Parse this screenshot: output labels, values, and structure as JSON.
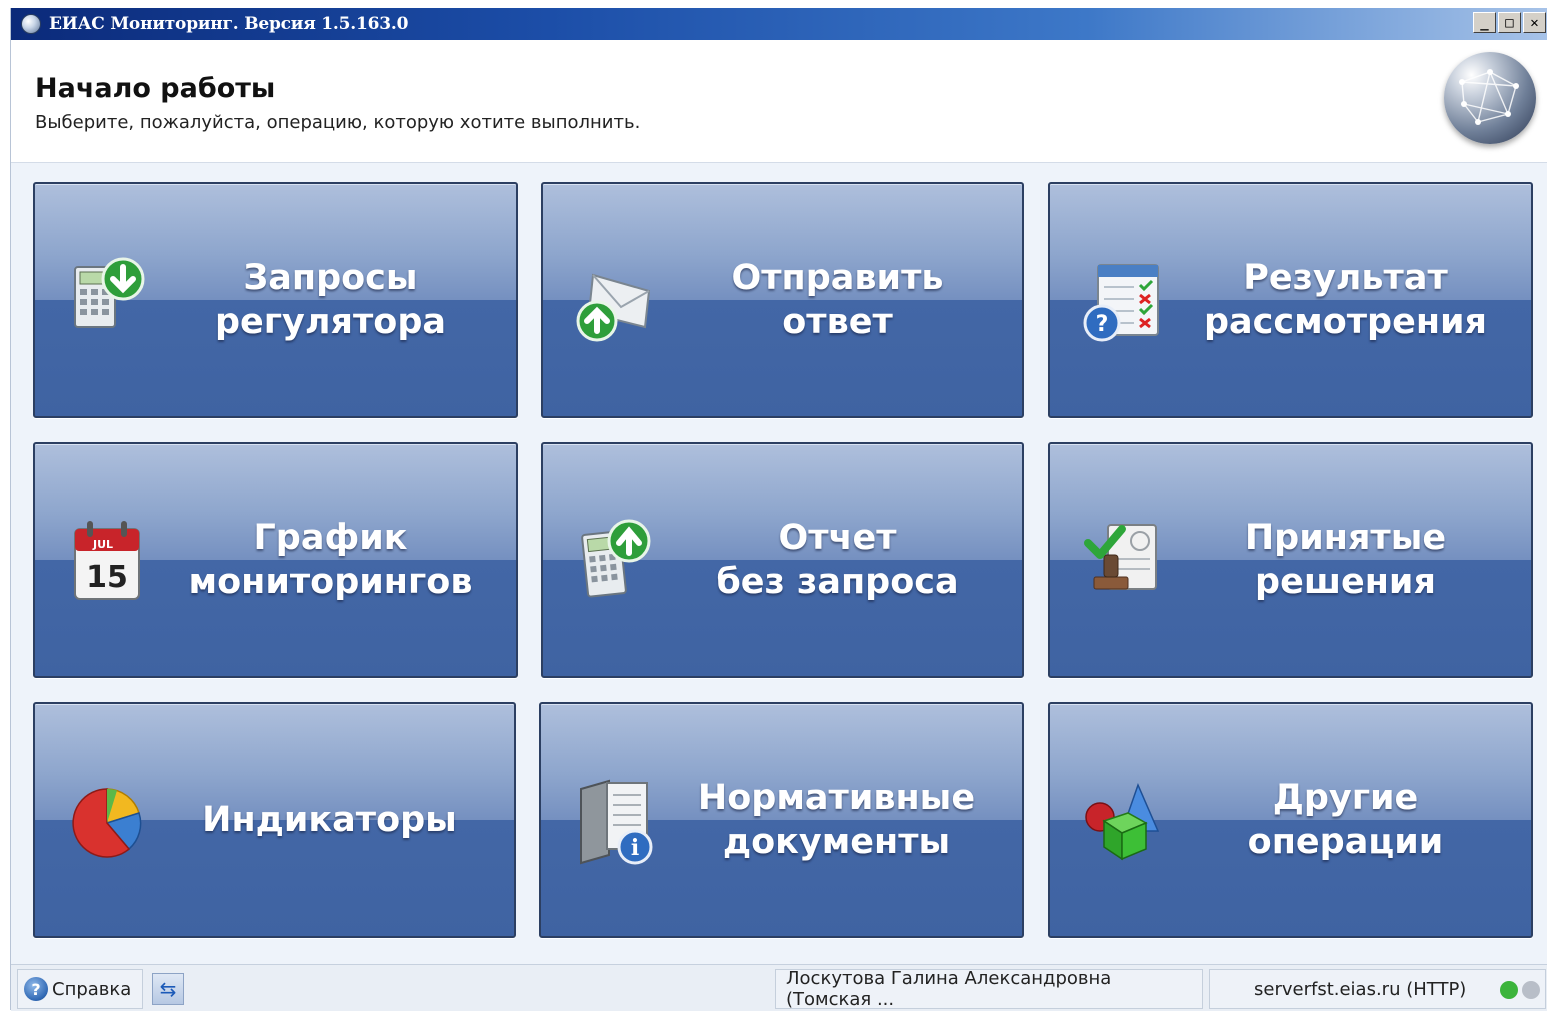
{
  "window": {
    "title": "ЕИАС Мониторинг. Версия 1.5.163.0",
    "controls": {
      "minimize": "_",
      "maximize": "□",
      "close": "✕"
    }
  },
  "header": {
    "title": "Начало работы",
    "subtitle": "Выберите, пожалуйста, операцию, которую хотите выполнить."
  },
  "tiles": [
    {
      "label": "Запросы\nрегулятора",
      "icon": "calculator-download-icon"
    },
    {
      "label": "Отправить\nответ",
      "icon": "envelope-upload-icon"
    },
    {
      "label": "Результат\nрассмотрения",
      "icon": "checklist-question-icon"
    },
    {
      "label": "График\nмониторингов",
      "icon": "calendar-icon",
      "icon_text": "15",
      "icon_month": "JUL"
    },
    {
      "label": "Отчет\nбез запроса",
      "icon": "calculator-upload-icon"
    },
    {
      "label": "Принятые\nрешения",
      "icon": "stamp-approved-icon"
    },
    {
      "label": "Индикаторы",
      "icon": "pie-chart-icon"
    },
    {
      "label": "Нормативные\nдокументы",
      "icon": "documents-info-icon"
    },
    {
      "label": "Другие\nоперации",
      "icon": "shapes-icon"
    }
  ],
  "statusbar": {
    "help_label": "Справка",
    "user": "Лоскутова Галина Александровна (Томская ...",
    "server": "serverfst.eias.ru (HTTP)",
    "connection_colors": [
      "#3cb43c",
      "#b8bec8"
    ]
  }
}
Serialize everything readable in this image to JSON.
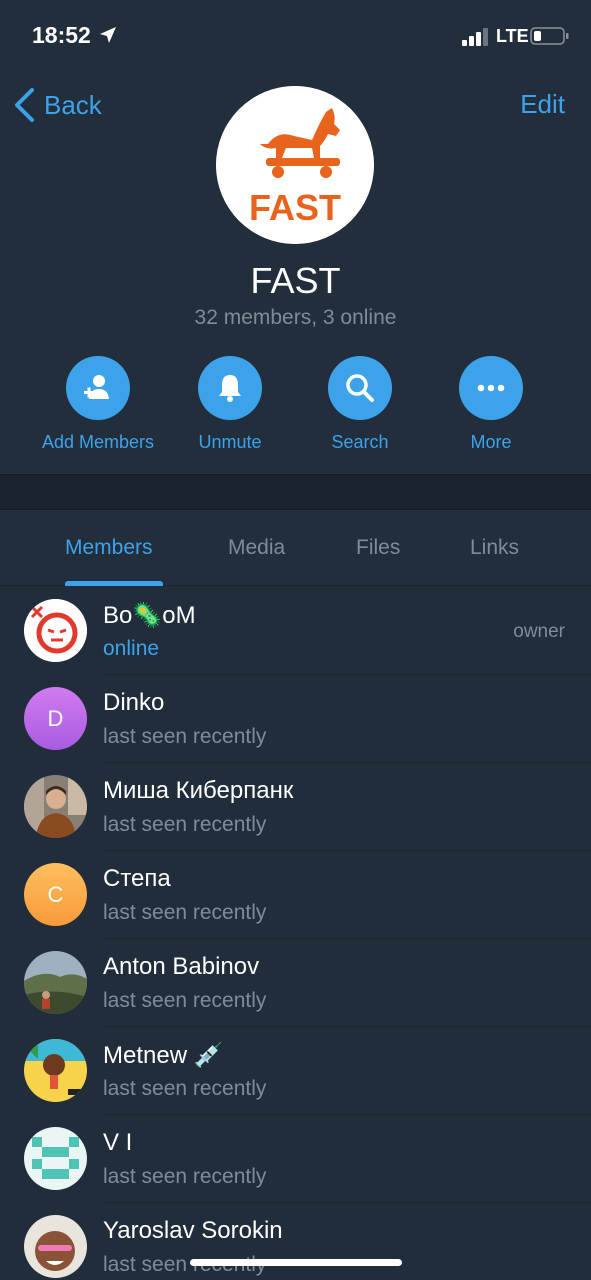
{
  "status_bar": {
    "time": "18:52",
    "network": "LTE"
  },
  "nav": {
    "back_label": "Back",
    "edit_label": "Edit"
  },
  "group": {
    "logo_text": "FAST",
    "title": "FAST",
    "subtitle": "32 members, 3 online"
  },
  "actions": [
    {
      "label": "Add Members",
      "icon": "add-member-icon"
    },
    {
      "label": "Unmute",
      "icon": "bell-icon"
    },
    {
      "label": "Search",
      "icon": "search-icon"
    },
    {
      "label": "More",
      "icon": "more-icon"
    }
  ],
  "tabs": [
    {
      "label": "Members",
      "active": true
    },
    {
      "label": "Media",
      "active": false
    },
    {
      "label": "Files",
      "active": false
    },
    {
      "label": "Links",
      "active": false
    }
  ],
  "members": [
    {
      "name": "Bo🦠oM",
      "status": "online",
      "role": "owner",
      "avatar": "image",
      "online": true
    },
    {
      "name": "Dinko",
      "status": "last seen recently",
      "role": "",
      "avatar_letter": "D",
      "avatar_color": "#b86ee8"
    },
    {
      "name": "Миша Киберпанк",
      "status": "last seen recently",
      "role": "",
      "avatar": "image"
    },
    {
      "name": "Степа",
      "status": "last seen recently",
      "role": "",
      "avatar_letter": "C",
      "avatar_color": "#f9a84a"
    },
    {
      "name": "Anton Babinov",
      "status": "last seen recently",
      "role": "",
      "avatar": "image"
    },
    {
      "name": "Metnew 💉",
      "status": "last seen recently",
      "role": "",
      "avatar": "image"
    },
    {
      "name": "V I",
      "status": "last seen recently",
      "role": "",
      "avatar": "image"
    },
    {
      "name": "Yaroslav Sorokin",
      "status": "last seen recently",
      "role": "",
      "avatar": "image"
    }
  ],
  "colors": {
    "accent": "#3ca3eb",
    "background": "#212d3b",
    "logo_orange": "#e8631c"
  }
}
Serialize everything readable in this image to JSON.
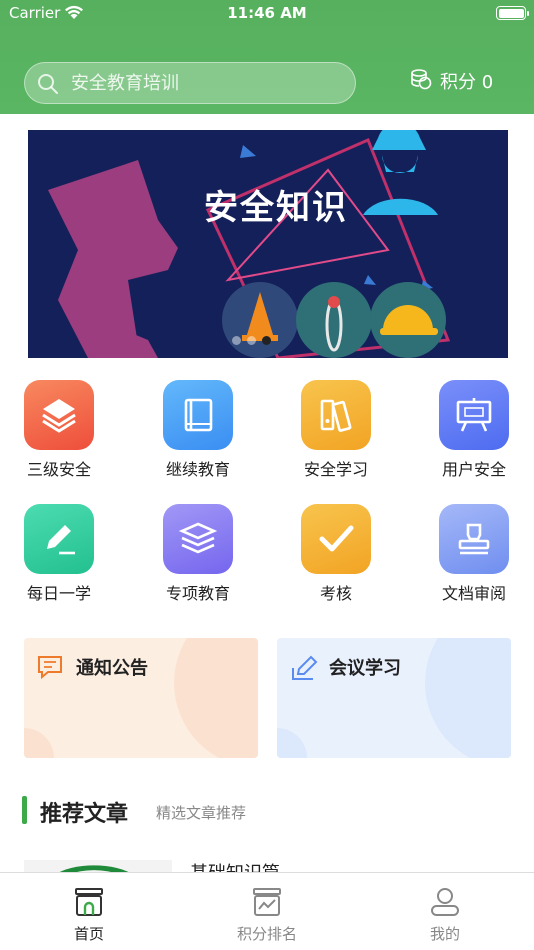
{
  "status_bar": {
    "carrier": "Carrier",
    "time": "11:46 AM"
  },
  "search": {
    "placeholder": "安全教育培训"
  },
  "points": {
    "label": "积分 0"
  },
  "banner": {
    "title": "安全知识",
    "slide_count": 3,
    "active_slide": 3
  },
  "grid": [
    {
      "label": "三级安全",
      "icon": "layers-icon",
      "color": "#f15a3c"
    },
    {
      "label": "继续教育",
      "icon": "book-icon",
      "color": "#3ea0f5"
    },
    {
      "label": "安全学习",
      "icon": "binders-icon",
      "color": "#f4b133"
    },
    {
      "label": "用户安全",
      "icon": "presentation-board-icon",
      "color": "#5b78f6"
    },
    {
      "label": "每日一学",
      "icon": "pencil-icon",
      "color": "#2fcd9e"
    },
    {
      "label": "专项教育",
      "icon": "stack-icon",
      "color": "#8a7df2"
    },
    {
      "label": "考核",
      "icon": "checkmark-icon",
      "color": "#f4b133"
    },
    {
      "label": "文档审阅",
      "icon": "stamp-icon",
      "color": "#7b9bf0"
    }
  ],
  "cards": [
    {
      "title": "通知公告",
      "icon": "message-icon"
    },
    {
      "title": "会议学习",
      "icon": "edit-icon"
    }
  ],
  "section": {
    "title": "推荐文章",
    "subtitle": "精选文章推荐"
  },
  "article": {
    "title": "基础知识篇"
  },
  "tabs": [
    {
      "label": "首页",
      "icon": "home-icon",
      "active": true
    },
    {
      "label": "积分排名",
      "icon": "ranking-icon",
      "active": false
    },
    {
      "label": "我的",
      "icon": "profile-icon",
      "active": false
    }
  ]
}
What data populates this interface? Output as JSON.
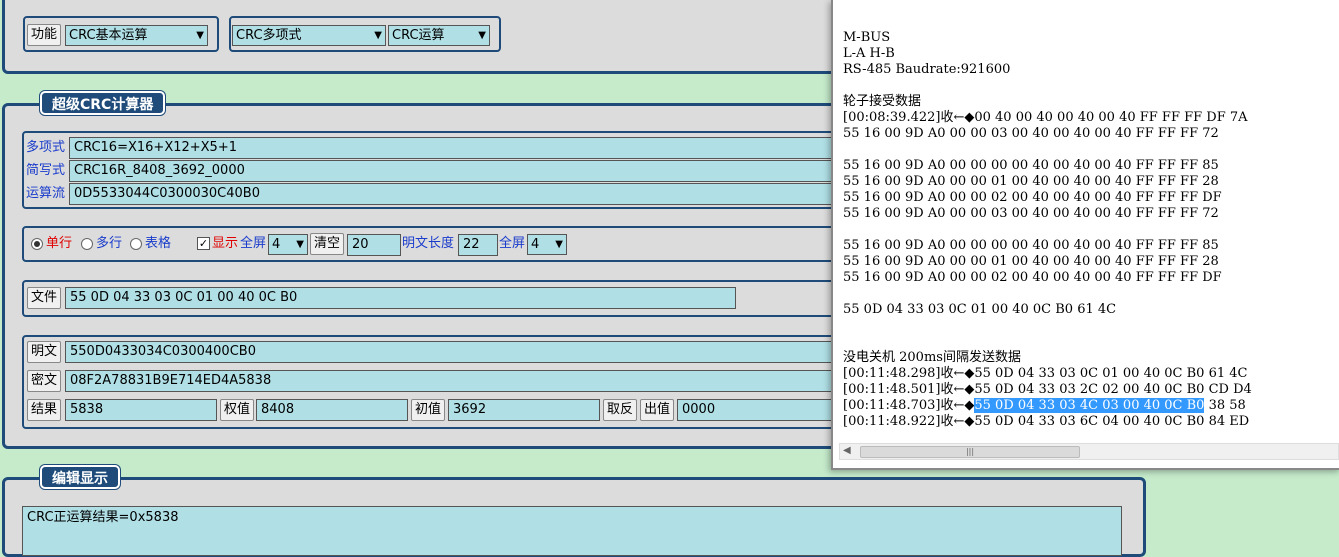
{
  "top": {
    "func_button": "功能",
    "func_select": "CRC基本运算",
    "poly_select": "CRC多项式",
    "op_select": "CRC运算"
  },
  "calc": {
    "legend": "超级CRC计算器",
    "rows": [
      {
        "label": "多项式",
        "value": "CRC16=X16+X12+X5+1"
      },
      {
        "label": "简写式",
        "value": "CRC16R_8408_3692_0000"
      },
      {
        "label": "运算流",
        "value": "0D5533044C0300030C40B0"
      }
    ],
    "options": {
      "single_line": "单行",
      "multi_line": "多行",
      "table": "表格",
      "show": "显示",
      "fullscreen": "全屏",
      "fullscreen_select": "4",
      "clear_button": "清空",
      "clear_value": "20",
      "plain_len_label": "明文长度",
      "plain_len_value": "22",
      "fullscreen2": "全屏",
      "fullscreen2_select": "4"
    },
    "file": {
      "button": "文件",
      "value": "55 0D 04 33 03 0C 01 00 40 0C B0"
    },
    "plain": {
      "button": "明文",
      "value": "550D0433034C0300400CB0"
    },
    "cipher": {
      "button": "密文",
      "value": "08F2A78831B9E714ED4A5838"
    },
    "result_row": {
      "result_button": "结果",
      "result_value": "5838",
      "weight_button": "权值",
      "weight_value": "8408",
      "init_button": "初值",
      "init_value": "3692",
      "invert_button": "取反",
      "out_button": "出值",
      "out_value": "0000"
    }
  },
  "edit": {
    "legend": "编辑显示",
    "text": "CRC正运算结果=0x5838"
  },
  "console": {
    "lines_top": "M-BUS\nL-A H-B\nRS-485 Baudrate:921600\n\n轮子接受数据\n[00:08:39.422]收←◆00 40 00 40 00 40 00 40 FF FF FF DF 7A\n55 16 00 9D A0 00 00 03 00 40 00 40 00 40 FF FF FF 72\n\n55 16 00 9D A0 00 00 00 00 40 00 40 00 40 FF FF FF 85\n55 16 00 9D A0 00 00 01 00 40 00 40 00 40 FF FF FF 28\n55 16 00 9D A0 00 00 02 00 40 00 40 00 40 FF FF FF DF\n55 16 00 9D A0 00 00 03 00 40 00 40 00 40 FF FF FF 72\n\n55 16 00 9D A0 00 00 00 00 40 00 40 00 40 FF FF FF 85\n55 16 00 9D A0 00 00 01 00 40 00 40 00 40 FF FF FF 28\n55 16 00 9D A0 00 00 02 00 40 00 40 00 40 FF FF FF DF\n\n55 0D 04 33 03 0C 01 00 40 0C B0 61 4C\n\n\n没电关机 200ms间隔发送数据\n[00:11:48.298]收←◆55 0D 04 33 03 0C 01 00 40 0C B0 61 4C\n[00:11:48.501]收←◆55 0D 04 33 03 2C 02 00 40 0C B0 CD D4",
    "hl_prefix": "[00:11:48.703]收←◆",
    "hl_text": "55 0D 04 33 03 4C 03 00 40 0C B0",
    "hl_suffix": " 38 58",
    "last_line": "[00:11:48.922]收←◆55 0D 04 33 03 6C 04 00 40 0C B0 84 ED"
  },
  "colors": {
    "panel_border": "#1e4b7a",
    "field_bg": "#b0e0e6",
    "page_bg": "#c5ebcb",
    "highlight": "#3399ff"
  }
}
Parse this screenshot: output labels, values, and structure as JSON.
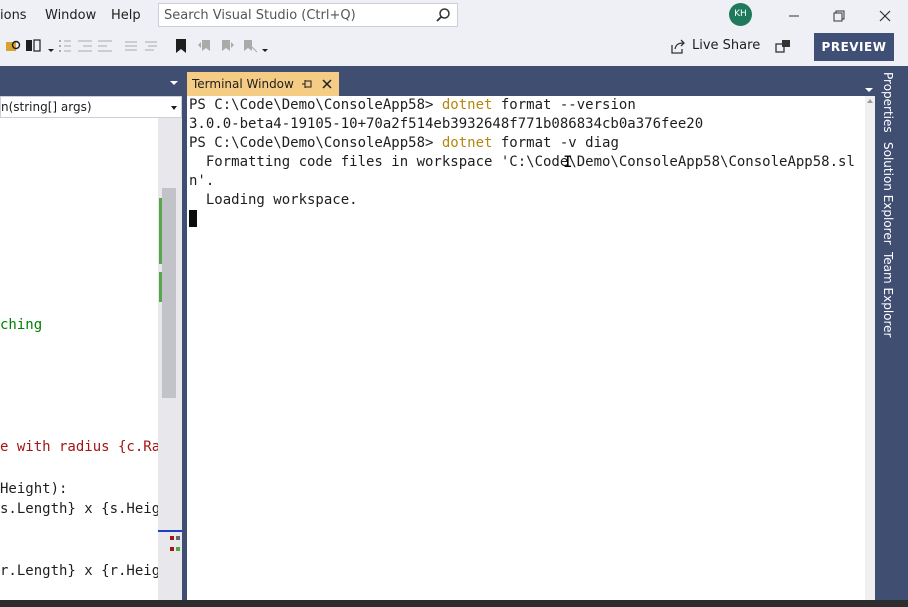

- - -

Exercise directions:
Return every line above in which the string "name" occurs.

Answer below:
      "name": "Bo🦠oM",
      "name": "Dinko",
      "name": "Миша Киберпанк",
      "name": "Степа",
      "name": "Anton Babinov",
      "name": "Metnew 💉",
      "name": "V I",
      "name": "Yaroslav Sorokin",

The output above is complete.